[What the task requires]:
Could you copy every item below line for line, with no changes?

----

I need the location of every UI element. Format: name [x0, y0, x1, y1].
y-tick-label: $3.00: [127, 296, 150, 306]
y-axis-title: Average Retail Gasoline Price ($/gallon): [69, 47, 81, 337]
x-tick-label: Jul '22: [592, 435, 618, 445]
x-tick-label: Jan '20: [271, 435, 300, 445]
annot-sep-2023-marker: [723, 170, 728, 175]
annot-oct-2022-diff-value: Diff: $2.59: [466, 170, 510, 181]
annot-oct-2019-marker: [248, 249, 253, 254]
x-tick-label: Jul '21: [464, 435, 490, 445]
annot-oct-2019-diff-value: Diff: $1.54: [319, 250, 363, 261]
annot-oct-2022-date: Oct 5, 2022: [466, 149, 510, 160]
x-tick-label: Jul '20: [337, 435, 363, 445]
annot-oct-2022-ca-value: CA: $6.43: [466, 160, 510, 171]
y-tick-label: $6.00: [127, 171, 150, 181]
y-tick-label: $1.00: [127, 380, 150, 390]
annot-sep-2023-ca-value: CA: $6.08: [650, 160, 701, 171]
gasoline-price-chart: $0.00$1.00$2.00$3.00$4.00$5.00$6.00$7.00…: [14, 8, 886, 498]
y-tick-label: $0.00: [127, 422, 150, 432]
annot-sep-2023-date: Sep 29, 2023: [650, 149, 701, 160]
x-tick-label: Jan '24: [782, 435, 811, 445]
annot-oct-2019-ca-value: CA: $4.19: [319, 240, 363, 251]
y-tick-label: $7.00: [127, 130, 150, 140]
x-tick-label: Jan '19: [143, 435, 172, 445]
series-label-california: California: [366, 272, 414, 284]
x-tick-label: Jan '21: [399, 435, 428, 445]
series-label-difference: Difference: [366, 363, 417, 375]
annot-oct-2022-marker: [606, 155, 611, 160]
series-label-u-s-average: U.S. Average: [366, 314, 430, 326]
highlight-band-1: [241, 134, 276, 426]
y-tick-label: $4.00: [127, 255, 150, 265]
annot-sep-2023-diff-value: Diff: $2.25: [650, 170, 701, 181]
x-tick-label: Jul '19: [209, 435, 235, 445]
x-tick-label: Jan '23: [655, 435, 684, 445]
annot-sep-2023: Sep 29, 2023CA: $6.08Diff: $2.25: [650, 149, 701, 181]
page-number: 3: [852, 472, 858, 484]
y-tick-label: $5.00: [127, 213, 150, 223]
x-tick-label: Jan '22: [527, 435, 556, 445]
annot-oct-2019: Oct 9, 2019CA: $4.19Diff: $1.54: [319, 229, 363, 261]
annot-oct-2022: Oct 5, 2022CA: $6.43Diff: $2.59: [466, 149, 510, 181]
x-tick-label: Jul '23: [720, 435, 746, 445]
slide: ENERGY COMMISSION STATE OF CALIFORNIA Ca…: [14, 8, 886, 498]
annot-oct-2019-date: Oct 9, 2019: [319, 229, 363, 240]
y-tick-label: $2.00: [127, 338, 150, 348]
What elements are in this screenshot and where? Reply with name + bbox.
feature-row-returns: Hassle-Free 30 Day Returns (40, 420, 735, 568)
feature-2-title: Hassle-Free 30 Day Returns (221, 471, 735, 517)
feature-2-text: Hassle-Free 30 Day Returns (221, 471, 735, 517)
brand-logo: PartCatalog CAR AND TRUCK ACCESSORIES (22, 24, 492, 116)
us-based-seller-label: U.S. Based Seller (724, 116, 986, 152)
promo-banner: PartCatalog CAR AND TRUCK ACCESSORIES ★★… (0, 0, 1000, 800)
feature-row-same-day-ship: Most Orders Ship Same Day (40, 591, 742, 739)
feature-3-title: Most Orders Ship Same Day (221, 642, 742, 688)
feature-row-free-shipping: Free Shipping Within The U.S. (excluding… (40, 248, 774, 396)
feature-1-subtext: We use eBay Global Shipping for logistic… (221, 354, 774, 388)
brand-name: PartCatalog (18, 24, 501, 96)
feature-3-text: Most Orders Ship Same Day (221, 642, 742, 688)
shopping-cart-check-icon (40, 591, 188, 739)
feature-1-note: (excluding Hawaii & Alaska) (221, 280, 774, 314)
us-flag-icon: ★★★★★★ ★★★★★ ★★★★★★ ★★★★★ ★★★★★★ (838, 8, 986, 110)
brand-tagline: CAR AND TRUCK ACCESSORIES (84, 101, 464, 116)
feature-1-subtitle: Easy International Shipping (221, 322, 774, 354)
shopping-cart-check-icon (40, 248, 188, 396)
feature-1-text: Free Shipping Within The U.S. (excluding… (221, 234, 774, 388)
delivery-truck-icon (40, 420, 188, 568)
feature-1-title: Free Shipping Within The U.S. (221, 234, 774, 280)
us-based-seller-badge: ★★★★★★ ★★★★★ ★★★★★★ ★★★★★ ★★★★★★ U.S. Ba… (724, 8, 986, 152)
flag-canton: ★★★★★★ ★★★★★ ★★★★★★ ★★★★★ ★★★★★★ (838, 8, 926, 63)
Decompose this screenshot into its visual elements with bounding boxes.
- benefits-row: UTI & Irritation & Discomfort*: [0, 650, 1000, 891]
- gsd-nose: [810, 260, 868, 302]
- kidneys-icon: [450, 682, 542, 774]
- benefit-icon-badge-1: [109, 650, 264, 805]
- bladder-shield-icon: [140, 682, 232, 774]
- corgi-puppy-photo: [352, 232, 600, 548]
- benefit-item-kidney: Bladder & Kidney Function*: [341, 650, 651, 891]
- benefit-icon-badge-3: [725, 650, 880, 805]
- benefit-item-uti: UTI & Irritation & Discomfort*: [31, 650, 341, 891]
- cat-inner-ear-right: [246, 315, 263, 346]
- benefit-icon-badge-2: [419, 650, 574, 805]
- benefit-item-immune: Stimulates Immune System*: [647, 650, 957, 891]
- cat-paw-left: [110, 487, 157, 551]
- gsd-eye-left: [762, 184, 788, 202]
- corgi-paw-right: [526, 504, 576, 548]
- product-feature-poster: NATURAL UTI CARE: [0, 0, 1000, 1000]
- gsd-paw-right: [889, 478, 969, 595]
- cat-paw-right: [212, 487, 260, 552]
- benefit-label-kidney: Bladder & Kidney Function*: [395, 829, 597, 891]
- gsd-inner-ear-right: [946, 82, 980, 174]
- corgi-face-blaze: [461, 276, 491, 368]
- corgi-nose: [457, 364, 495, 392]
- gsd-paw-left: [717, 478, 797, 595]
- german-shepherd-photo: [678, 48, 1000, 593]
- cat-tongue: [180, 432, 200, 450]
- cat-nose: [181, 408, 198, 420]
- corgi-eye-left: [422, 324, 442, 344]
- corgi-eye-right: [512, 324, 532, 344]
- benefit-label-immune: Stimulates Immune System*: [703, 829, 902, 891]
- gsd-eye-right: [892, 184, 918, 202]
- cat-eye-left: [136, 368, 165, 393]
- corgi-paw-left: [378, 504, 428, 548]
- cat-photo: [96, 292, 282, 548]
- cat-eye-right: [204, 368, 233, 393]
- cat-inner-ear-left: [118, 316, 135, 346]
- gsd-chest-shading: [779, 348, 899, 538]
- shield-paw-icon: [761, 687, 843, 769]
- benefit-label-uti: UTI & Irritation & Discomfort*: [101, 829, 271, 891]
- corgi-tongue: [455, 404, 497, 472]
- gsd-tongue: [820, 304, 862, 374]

----

[Finished exercise]:
I need the location of every UI element. Format: name [x0, y0, x1, y1].
y-tick-label: $3.00: [127, 296, 150, 306]
y-axis-title: Average Retail Gasoline Price ($/gallon): [69, 47, 81, 337]
x-tick-label: Jul '22: [592, 435, 618, 445]
x-tick-label: Jan '20: [271, 435, 300, 445]
annot-sep-2023-marker: [723, 170, 728, 175]
annot-oct-2022-diff-value: Diff: $2.59: [466, 170, 510, 181]
annot-oct-2019-marker: [248, 249, 253, 254]
x-tick-label: Jul '21: [464, 435, 490, 445]
annot-oct-2019-diff-value: Diff: $1.54: [319, 250, 363, 261]
annot-oct-2022-date: Oct 5, 2022: [466, 149, 510, 160]
x-tick-label: Jul '20: [337, 435, 363, 445]
annot-oct-2022-ca-value: CA: $6.43: [466, 160, 510, 171]
y-tick-label: $6.00: [127, 171, 150, 181]
y-tick-label: $1.00: [127, 380, 150, 390]
annot-sep-2023-ca-value: CA: $6.08: [650, 160, 701, 171]
gasoline-price-chart: $0.00$1.00$2.00$3.00$4.00$5.00$6.00$7.00…: [14, 8, 886, 498]
y-tick-label: $0.00: [127, 422, 150, 432]
annot-sep-2023-date: Sep 29, 2023: [650, 149, 701, 160]
x-tick-label: Jan '24: [782, 435, 811, 445]
annot-oct-2019-ca-value: CA: $4.19: [319, 240, 363, 251]
y-tick-label: $7.00: [127, 130, 150, 140]
x-tick-label: Jan '19: [143, 435, 172, 445]
series-label-california: California: [366, 272, 414, 284]
x-tick-label: Jan '21: [399, 435, 428, 445]
series-label-difference: Difference: [366, 363, 417, 375]
annot-oct-2022-marker: [606, 155, 611, 160]
series-label-u-s-average: U.S. Average: [366, 314, 430, 326]
highlight-band-1: [241, 134, 276, 426]
y-tick-label: $4.00: [127, 255, 150, 265]
annot-sep-2023-diff-value: Diff: $2.25: [650, 170, 701, 181]
x-tick-label: Jul '19: [209, 435, 235, 445]
x-tick-label: Jan '23: [655, 435, 684, 445]
annot-sep-2023: Sep 29, 2023CA: $6.08Diff: $2.25: [650, 149, 701, 181]
page-number: 3: [852, 472, 858, 484]
y-tick-label: $5.00: [127, 213, 150, 223]
x-tick-label: Jan '22: [527, 435, 556, 445]
annot-oct-2019: Oct 9, 2019CA: $4.19Diff: $1.54: [319, 229, 363, 261]
annot-oct-2022: Oct 5, 2022CA: $6.43Diff: $2.59: [466, 149, 510, 181]
x-tick-label: Jul '23: [720, 435, 746, 445]
slide: ENERGY COMMISSION STATE OF CALIFORNIA Ca…: [14, 8, 886, 498]
annot-oct-2019-date: Oct 9, 2019: [319, 229, 363, 240]
y-tick-label: $2.00: [127, 338, 150, 348]
What elements are in this screenshot and where? Reply with name + bbox.
feature-row-returns: Hassle-Free 30 Day Returns (40, 420, 735, 568)
feature-2-title: Hassle-Free 30 Day Returns (221, 471, 735, 517)
feature-2-text: Hassle-Free 30 Day Returns (221, 471, 735, 517)
brand-logo: PartCatalog CAR AND TRUCK ACCESSORIES (22, 24, 492, 116)
us-based-seller-label: U.S. Based Seller (724, 116, 986, 152)
promo-banner: PartCatalog CAR AND TRUCK ACCESSORIES ★★… (0, 0, 1000, 800)
feature-row-same-day-ship: Most Orders Ship Same Day (40, 591, 742, 739)
feature-3-title: Most Orders Ship Same Day (221, 642, 742, 688)
feature-row-free-shipping: Free Shipping Within The U.S. (excluding… (40, 248, 774, 396)
feature-1-subtext: We use eBay Global Shipping for logistic… (221, 354, 774, 388)
brand-name: PartCatalog (18, 24, 501, 96)
feature-3-text: Most Orders Ship Same Day (221, 642, 742, 688)
shopping-cart-check-icon (40, 591, 188, 739)
feature-1-note: (excluding Hawaii & Alaska) (221, 280, 774, 314)
us-flag-icon: ★★★★★★ ★★★★★ ★★★★★★ ★★★★★ ★★★★★★ (838, 8, 986, 110)
brand-tagline: CAR AND TRUCK ACCESSORIES (84, 101, 464, 116)
feature-1-subtitle: Easy International Shipping (221, 322, 774, 354)
shopping-cart-check-icon (40, 248, 188, 396)
feature-1-text: Free Shipping Within The U.S. (excluding… (221, 234, 774, 388)
delivery-truck-icon (40, 420, 188, 568)
feature-1-title: Free Shipping Within The U.S. (221, 234, 774, 280)
us-based-seller-badge: ★★★★★★ ★★★★★ ★★★★★★ ★★★★★ ★★★★★★ U.S. Ba… (724, 8, 986, 152)
flag-canton: ★★★★★★ ★★★★★ ★★★★★★ ★★★★★ ★★★★★★ (838, 8, 926, 63)
Decompose this screenshot into its visual elements with bounding boxes.
- benefits-row: UTI & Irritation & Discomfort*: [0, 650, 1000, 891]
- gsd-nose: [810, 260, 868, 302]
- kidneys-icon: [450, 682, 542, 774]
- benefit-icon-badge-1: [109, 650, 264, 805]
- bladder-shield-icon: [140, 682, 232, 774]
- corgi-puppy-photo: [352, 232, 600, 548]
- benefit-item-kidney: Bladder & Kidney Function*: [341, 650, 651, 891]
- benefit-icon-badge-3: [725, 650, 880, 805]
- benefit-item-uti: UTI & Irritation & Discomfort*: [31, 650, 341, 891]
- cat-inner-ear-right: [246, 315, 263, 346]
- benefit-icon-badge-2: [419, 650, 574, 805]
- benefit-item-immune: Stimulates Immune System*: [647, 650, 957, 891]
- cat-paw-left: [110, 487, 157, 551]
- gsd-eye-left: [762, 184, 788, 202]
- corgi-paw-right: [526, 504, 576, 548]
- product-feature-poster: NATURAL UTI CARE: [0, 0, 1000, 1000]
- gsd-paw-right: [889, 478, 969, 595]
- cat-paw-right: [212, 487, 260, 552]
- benefit-label-kidney: Bladder & Kidney Function*: [395, 829, 597, 891]
- gsd-inner-ear-right: [946, 82, 980, 174]
- corgi-face-blaze: [461, 276, 491, 368]
- corgi-nose: [457, 364, 495, 392]
- gsd-paw-left: [717, 478, 797, 595]
- german-shepherd-photo: [678, 48, 1000, 593]
- cat-tongue: [180, 432, 200, 450]
- cat-nose: [181, 408, 198, 420]
- corgi-eye-left: [422, 324, 442, 344]
- corgi-eye-right: [512, 324, 532, 344]
- benefit-label-immune: Stimulates Immune System*: [703, 829, 902, 891]
- gsd-eye-right: [892, 184, 918, 202]
- cat-eye-left: [136, 368, 165, 393]
- corgi-paw-left: [378, 504, 428, 548]
- cat-photo: [96, 292, 282, 548]
- cat-eye-right: [204, 368, 233, 393]
- cat-inner-ear-left: [118, 316, 135, 346]
- gsd-chest-shading: [779, 348, 899, 538]
- shield-paw-icon: [761, 687, 843, 769]
- benefit-label-uti: UTI & Irritation & Discomfort*: [101, 829, 271, 891]
- corgi-tongue: [455, 404, 497, 472]
- gsd-tongue: [820, 304, 862, 374]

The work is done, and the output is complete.